# EXERCISE TASK:
For each line that holds "高卒以上", copy the line out.

# PROVIDED RECORDS:
Start
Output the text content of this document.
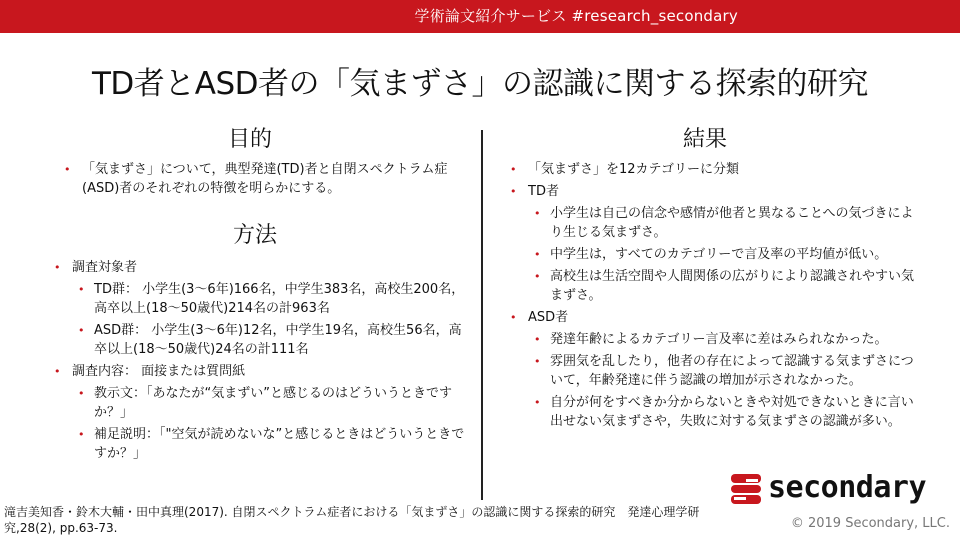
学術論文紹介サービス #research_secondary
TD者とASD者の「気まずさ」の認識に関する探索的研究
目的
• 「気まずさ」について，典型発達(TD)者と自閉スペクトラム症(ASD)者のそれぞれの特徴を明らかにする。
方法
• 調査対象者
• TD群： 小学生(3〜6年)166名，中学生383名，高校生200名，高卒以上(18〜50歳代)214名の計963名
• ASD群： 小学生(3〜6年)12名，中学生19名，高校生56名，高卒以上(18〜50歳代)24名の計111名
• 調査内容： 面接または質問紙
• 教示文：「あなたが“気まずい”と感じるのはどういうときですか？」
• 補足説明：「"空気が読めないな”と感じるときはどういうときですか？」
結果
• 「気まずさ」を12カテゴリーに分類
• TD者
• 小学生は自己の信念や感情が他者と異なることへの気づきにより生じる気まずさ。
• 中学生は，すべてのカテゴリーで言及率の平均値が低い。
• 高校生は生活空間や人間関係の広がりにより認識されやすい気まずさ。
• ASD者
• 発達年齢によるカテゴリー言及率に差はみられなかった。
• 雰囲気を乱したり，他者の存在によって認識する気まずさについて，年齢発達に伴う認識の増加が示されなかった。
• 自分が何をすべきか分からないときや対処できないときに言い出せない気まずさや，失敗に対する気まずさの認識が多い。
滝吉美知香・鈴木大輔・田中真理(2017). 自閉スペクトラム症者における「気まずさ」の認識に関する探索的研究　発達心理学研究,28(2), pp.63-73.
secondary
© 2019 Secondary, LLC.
End
Start
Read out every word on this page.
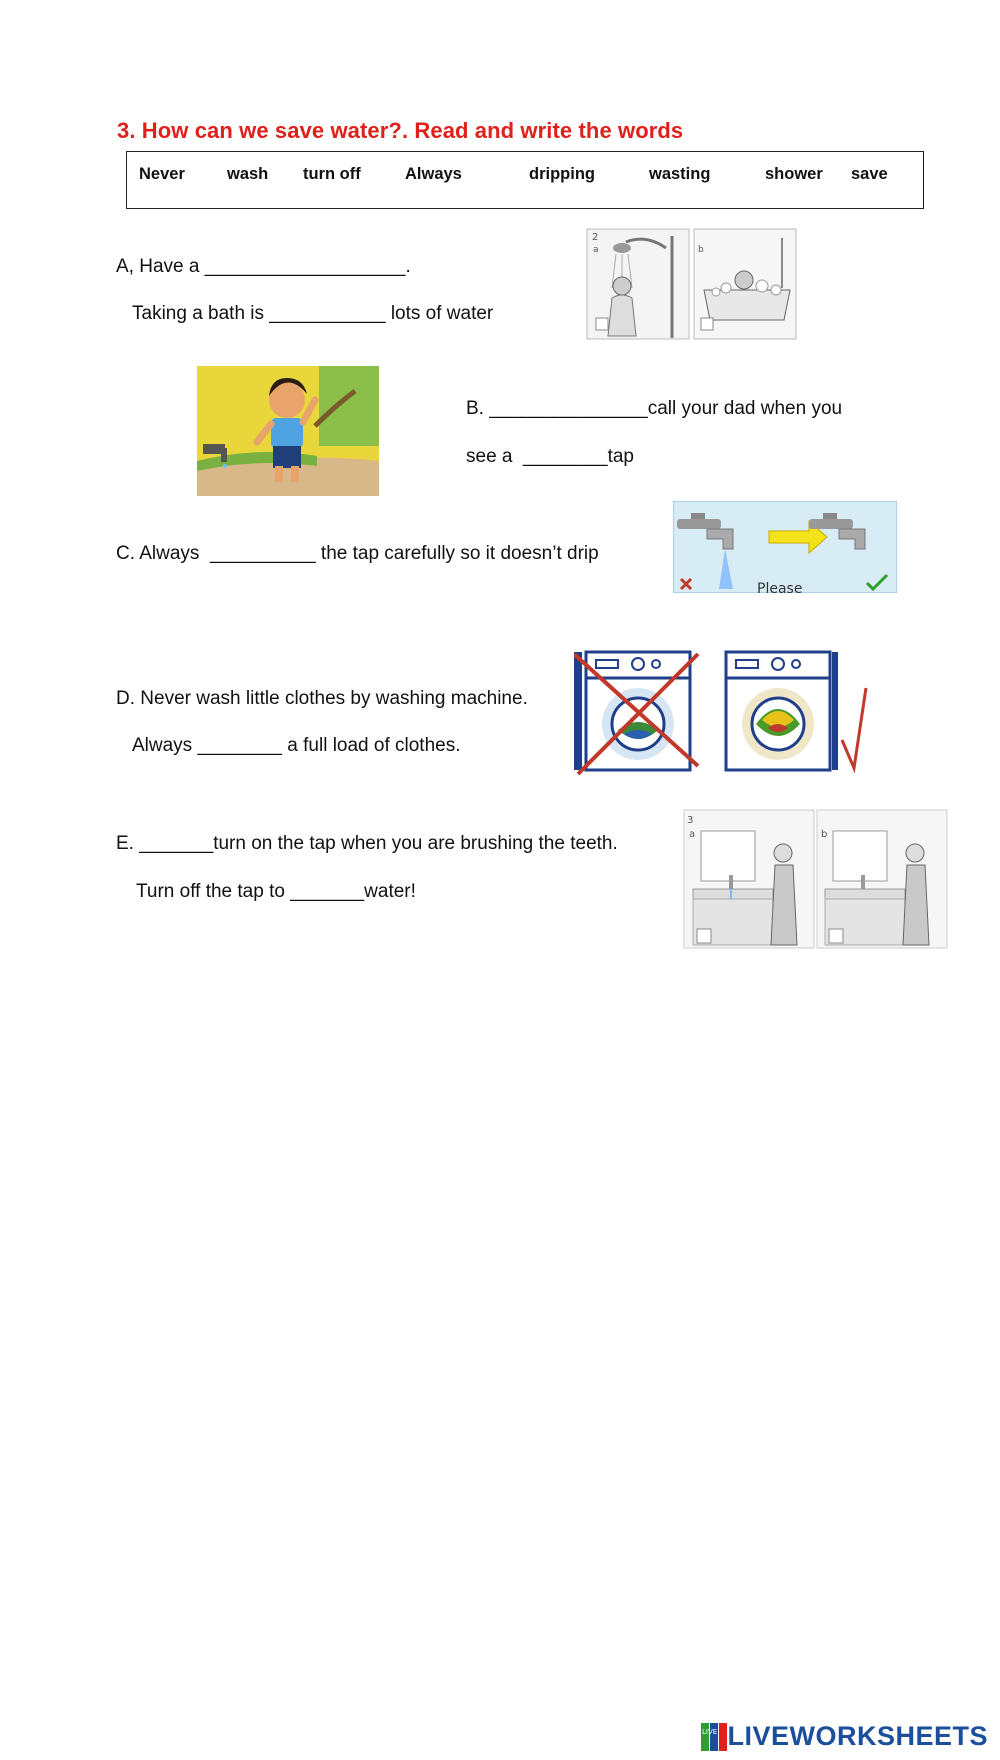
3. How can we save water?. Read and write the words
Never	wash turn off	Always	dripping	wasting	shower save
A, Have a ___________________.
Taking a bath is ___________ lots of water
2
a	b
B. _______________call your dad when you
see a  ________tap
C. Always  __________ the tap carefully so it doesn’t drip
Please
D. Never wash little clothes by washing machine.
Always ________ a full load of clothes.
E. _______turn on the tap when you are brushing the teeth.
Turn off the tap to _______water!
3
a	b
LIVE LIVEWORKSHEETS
End
Start
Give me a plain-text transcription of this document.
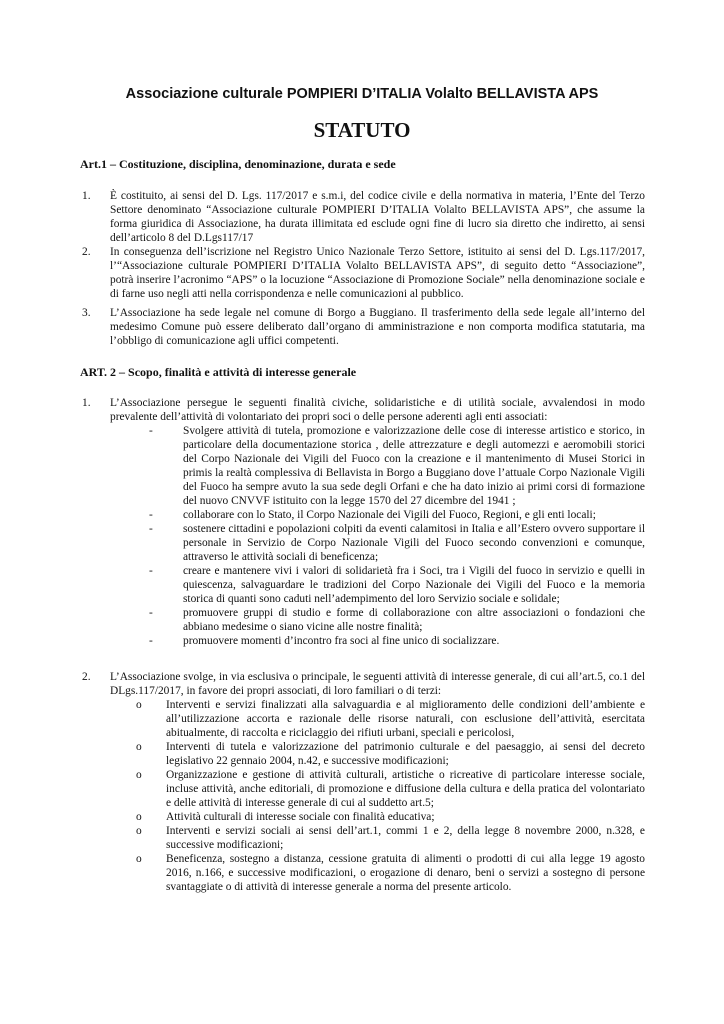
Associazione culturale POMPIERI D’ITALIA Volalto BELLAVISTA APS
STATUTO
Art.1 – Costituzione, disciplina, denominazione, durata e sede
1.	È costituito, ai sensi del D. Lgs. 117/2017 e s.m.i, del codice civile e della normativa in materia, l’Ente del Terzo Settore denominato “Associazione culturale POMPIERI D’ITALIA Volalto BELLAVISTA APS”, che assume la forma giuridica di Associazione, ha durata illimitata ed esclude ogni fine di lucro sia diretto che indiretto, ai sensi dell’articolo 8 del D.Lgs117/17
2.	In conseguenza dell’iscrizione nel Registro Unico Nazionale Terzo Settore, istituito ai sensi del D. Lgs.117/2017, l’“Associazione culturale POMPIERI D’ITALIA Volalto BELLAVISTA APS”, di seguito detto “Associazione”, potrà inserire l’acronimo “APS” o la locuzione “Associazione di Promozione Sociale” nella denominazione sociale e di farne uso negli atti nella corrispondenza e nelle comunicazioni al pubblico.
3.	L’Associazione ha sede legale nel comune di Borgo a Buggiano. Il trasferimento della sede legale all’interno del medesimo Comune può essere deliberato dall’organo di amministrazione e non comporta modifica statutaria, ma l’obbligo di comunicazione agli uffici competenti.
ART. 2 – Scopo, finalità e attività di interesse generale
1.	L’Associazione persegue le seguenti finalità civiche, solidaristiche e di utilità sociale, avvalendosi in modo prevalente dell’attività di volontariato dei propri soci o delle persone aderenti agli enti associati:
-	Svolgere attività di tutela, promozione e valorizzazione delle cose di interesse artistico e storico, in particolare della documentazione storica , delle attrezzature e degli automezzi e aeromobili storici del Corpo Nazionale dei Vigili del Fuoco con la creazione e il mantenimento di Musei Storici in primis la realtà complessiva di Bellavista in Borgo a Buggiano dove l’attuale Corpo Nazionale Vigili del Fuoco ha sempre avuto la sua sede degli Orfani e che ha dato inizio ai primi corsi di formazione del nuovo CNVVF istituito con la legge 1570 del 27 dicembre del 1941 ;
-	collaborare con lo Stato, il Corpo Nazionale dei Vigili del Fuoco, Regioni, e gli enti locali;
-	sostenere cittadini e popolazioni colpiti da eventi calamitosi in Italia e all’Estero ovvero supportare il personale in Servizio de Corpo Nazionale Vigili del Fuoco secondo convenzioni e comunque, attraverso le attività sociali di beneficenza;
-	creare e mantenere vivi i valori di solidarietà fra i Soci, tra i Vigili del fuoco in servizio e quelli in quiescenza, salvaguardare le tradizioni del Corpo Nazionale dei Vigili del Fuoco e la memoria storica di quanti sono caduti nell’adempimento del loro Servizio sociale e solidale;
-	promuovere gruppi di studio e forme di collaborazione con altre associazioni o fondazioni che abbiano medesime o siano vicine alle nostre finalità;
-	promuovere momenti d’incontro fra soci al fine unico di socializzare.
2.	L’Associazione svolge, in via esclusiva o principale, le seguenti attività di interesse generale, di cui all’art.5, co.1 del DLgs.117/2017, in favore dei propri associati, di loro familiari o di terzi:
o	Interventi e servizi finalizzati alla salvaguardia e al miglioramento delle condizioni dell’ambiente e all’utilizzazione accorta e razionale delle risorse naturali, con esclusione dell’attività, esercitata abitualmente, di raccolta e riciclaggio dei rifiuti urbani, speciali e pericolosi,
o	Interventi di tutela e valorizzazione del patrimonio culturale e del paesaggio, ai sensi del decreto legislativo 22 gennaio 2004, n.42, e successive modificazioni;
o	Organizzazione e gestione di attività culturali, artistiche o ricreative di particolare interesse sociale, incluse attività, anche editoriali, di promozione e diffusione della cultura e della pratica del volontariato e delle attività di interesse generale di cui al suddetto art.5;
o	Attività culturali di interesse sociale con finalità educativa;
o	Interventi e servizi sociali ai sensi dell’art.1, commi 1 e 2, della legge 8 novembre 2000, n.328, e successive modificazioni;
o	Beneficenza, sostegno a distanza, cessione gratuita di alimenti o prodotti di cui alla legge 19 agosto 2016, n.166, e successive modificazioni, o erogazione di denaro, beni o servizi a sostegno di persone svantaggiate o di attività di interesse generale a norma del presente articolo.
End
# TASK SOLUTION:
• TD群： 小学生(3〜6年)166名，中学生383名，高校生200名，高卒以上(18〜50歳代)214名の計963名
• ASD群： 小学生(3〜6年)12名，中学生19名，高校生56名，高卒以上(18〜50歳代)24名の計111名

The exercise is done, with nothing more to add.